-- START Entries --

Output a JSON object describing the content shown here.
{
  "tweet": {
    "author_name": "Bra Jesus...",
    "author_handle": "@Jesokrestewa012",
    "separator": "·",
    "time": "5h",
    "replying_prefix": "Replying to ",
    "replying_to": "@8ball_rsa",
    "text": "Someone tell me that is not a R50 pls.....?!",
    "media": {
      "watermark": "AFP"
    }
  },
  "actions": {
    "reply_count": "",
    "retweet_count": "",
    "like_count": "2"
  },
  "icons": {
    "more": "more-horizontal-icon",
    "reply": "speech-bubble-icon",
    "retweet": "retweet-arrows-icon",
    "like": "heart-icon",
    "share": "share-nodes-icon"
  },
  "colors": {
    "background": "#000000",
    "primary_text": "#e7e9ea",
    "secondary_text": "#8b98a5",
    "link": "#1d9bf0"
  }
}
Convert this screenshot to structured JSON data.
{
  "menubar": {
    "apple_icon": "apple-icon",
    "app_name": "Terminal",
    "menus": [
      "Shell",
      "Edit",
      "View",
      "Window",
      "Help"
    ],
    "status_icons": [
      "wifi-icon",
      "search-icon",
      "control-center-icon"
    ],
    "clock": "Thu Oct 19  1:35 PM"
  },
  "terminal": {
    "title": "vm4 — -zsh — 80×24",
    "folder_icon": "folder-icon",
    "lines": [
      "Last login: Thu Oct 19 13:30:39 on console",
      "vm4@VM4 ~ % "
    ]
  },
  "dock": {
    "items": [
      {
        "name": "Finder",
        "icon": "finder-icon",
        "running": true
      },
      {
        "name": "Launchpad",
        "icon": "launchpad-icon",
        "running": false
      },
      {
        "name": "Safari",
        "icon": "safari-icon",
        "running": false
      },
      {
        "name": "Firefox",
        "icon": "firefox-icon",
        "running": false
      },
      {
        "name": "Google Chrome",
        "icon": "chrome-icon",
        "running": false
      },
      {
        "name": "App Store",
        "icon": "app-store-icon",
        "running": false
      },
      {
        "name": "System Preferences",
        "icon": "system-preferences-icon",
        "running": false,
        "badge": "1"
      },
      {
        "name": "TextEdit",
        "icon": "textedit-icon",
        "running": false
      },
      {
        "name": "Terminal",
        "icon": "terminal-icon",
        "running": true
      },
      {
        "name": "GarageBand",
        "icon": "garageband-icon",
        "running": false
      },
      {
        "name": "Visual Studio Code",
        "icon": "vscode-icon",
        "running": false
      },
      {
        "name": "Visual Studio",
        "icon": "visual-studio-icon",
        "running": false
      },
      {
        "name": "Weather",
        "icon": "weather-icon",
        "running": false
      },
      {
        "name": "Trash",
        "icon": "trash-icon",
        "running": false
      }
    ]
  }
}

-- END Entries --

Problem description
Retype the whole listing, matching it exactly.

Final result
Output a JSON object describing the content shown here.
{
  "tweet": {
    "author_name": "Bra Jesus...",
    "author_handle": "@Jesokrestewa012",
    "separator": "·",
    "time": "5h",
    "replying_prefix": "Replying to ",
    "replying_to": "@8ball_rsa",
    "text": "Someone tell me that is not a R50 pls.....?!",
    "media": {
      "watermark": "AFP"
    }
  },
  "actions": {
    "reply_count": "",
    "retweet_count": "",
    "like_count": "2"
  },
  "icons": {
    "more": "more-horizontal-icon",
    "reply": "speech-bubble-icon",
    "retweet": "retweet-arrows-icon",
    "like": "heart-icon",
    "share": "share-nodes-icon"
  },
  "colors": {
    "background": "#000000",
    "primary_text": "#e7e9ea",
    "secondary_text": "#8b98a5",
    "link": "#1d9bf0"
  }
}
Convert this screenshot to structured JSON data.
{
  "menubar": {
    "apple_icon": "apple-icon",
    "app_name": "Terminal",
    "menus": [
      "Shell",
      "Edit",
      "View",
      "Window",
      "Help"
    ],
    "status_icons": [
      "wifi-icon",
      "search-icon",
      "control-center-icon"
    ],
    "clock": "Thu Oct 19  1:35 PM"
  },
  "terminal": {
    "title": "vm4 — -zsh — 80×24",
    "folder_icon": "folder-icon",
    "lines": [
      "Last login: Thu Oct 19 13:30:39 on console",
      "vm4@VM4 ~ % "
    ]
  },
  "dock": {
    "items": [
      {
        "name": "Finder",
        "icon": "finder-icon",
        "running": true
      },
      {
        "name": "Launchpad",
        "icon": "launchpad-icon",
        "running": false
      },
      {
        "name": "Safari",
        "icon": "safari-icon",
        "running": false
      },
      {
        "name": "Firefox",
        "icon": "firefox-icon",
        "running": false
      },
      {
        "name": "Google Chrome",
        "icon": "chrome-icon",
        "running": false
      },
      {
        "name": "App Store",
        "icon": "app-store-icon",
        "running": false
      },
      {
        "name": "System Preferences",
        "icon": "system-preferences-icon",
        "running": false,
        "badge": "1"
      },
      {
        "name": "TextEdit",
        "icon": "textedit-icon",
        "running": false
      },
      {
        "name": "Terminal",
        "icon": "terminal-icon",
        "running": true
      },
      {
        "name": "GarageBand",
        "icon": "garageband-icon",
        "running": false
      },
      {
        "name": "Visual Studio Code",
        "icon": "vscode-icon",
        "running": false
      },
      {
        "name": "Visual Studio",
        "icon": "visual-studio-icon",
        "running": false
      },
      {
        "name": "Weather",
        "icon": "weather-icon",
        "running": false
      },
      {
        "name": "Trash",
        "icon": "trash-icon",
        "running": false
      }
    ]
  }
}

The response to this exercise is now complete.